++++ Available records ++++

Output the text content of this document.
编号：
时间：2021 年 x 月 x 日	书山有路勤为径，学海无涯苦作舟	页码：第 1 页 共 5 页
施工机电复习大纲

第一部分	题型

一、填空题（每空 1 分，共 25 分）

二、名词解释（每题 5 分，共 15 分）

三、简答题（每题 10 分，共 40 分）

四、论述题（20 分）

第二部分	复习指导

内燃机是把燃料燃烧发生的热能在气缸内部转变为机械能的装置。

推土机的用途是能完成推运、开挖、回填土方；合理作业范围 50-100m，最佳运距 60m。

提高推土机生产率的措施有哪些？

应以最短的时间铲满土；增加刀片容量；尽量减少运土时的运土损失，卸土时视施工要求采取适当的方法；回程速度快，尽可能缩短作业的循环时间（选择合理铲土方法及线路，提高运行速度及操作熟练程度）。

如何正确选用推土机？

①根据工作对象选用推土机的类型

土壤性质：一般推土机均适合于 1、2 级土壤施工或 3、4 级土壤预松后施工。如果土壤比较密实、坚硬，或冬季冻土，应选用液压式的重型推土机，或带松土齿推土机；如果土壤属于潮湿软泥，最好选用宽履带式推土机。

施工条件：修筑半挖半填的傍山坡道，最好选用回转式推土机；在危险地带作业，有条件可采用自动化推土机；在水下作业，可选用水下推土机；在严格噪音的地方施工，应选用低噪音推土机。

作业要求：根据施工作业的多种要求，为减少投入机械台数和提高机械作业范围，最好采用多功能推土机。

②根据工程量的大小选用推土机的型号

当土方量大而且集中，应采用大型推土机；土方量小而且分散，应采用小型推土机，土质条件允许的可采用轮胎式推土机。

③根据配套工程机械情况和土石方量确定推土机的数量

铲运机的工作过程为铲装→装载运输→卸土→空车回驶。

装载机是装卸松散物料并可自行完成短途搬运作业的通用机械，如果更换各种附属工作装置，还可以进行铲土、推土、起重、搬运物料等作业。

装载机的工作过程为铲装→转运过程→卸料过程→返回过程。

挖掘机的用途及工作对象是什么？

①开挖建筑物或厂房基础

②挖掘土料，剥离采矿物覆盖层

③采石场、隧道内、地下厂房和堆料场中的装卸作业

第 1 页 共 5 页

++++

▶ **What this task involves**
Please reproduce every line of the material word for word.

▶ **Answer in full**
Output the text content of this document.
编号：
时间：2021 年 x 月 x 日	书山有路勤为径，学海无涯苦作舟	页码：第 1 页 共 5 页
施工机电复习大纲

第一部分	题型

一、填空题（每空 1 分，共 25 分）

二、名词解释（每题 5 分，共 15 分）

三、简答题（每题 10 分，共 40 分）

四、论述题（20 分）

第二部分	复习指导

内燃机是把燃料燃烧发生的热能在气缸内部转变为机械能的装置。

推土机的用途是能完成推运、开挖、回填土方；合理作业范围 50-100m，最佳运距 60m。

提高推土机生产率的措施有哪些？

应以最短的时间铲满土；增加刀片容量；尽量减少运土时的运土损失，卸土时视施工要求采取适当的方法；回程速度快，尽可能缩短作业的循环时间（选择合理铲土方法及线路，提高运行速度及操作熟练程度）。

如何正确选用推土机？

①根据工作对象选用推土机的类型

土壤性质：一般推土机均适合于 1、2 级土壤施工或 3、4 级土壤预松后施工。如果土壤比较密实、坚硬，或冬季冻土，应选用液压式的重型推土机，或带松土齿推土机；如果土壤属于潮湿软泥，最好选用宽履带式推土机。

施工条件：修筑半挖半填的傍山坡道，最好选用回转式推土机；在危险地带作业，有条件可采用自动化推土机；在水下作业，可选用水下推土机；在严格噪音的地方施工，应选用低噪音推土机。

作业要求：根据施工作业的多种要求，为减少投入机械台数和提高机械作业范围，最好采用多功能推土机。

②根据工程量的大小选用推土机的型号

当土方量大而且集中，应采用大型推土机；土方量小而且分散，应采用小型推土机，土质条件允许的可采用轮胎式推土机。

③根据配套工程机械情况和土石方量确定推土机的数量

铲运机的工作过程为铲装→装载运输→卸土→空车回驶。

装载机是装卸松散物料并可自行完成短途搬运作业的通用机械，如果更换各种附属工作装置，还可以进行铲土、推土、起重、搬运物料等作业。

装载机的工作过程为铲装→转运过程→卸料过程→返回过程。

挖掘机的用途及工作对象是什么？

①开挖建筑物或厂房基础

②挖掘土料，剥离采矿物覆盖层

③采石场、隧道内、地下厂房和堆料场中的装卸作业

第 1 页 共 5 页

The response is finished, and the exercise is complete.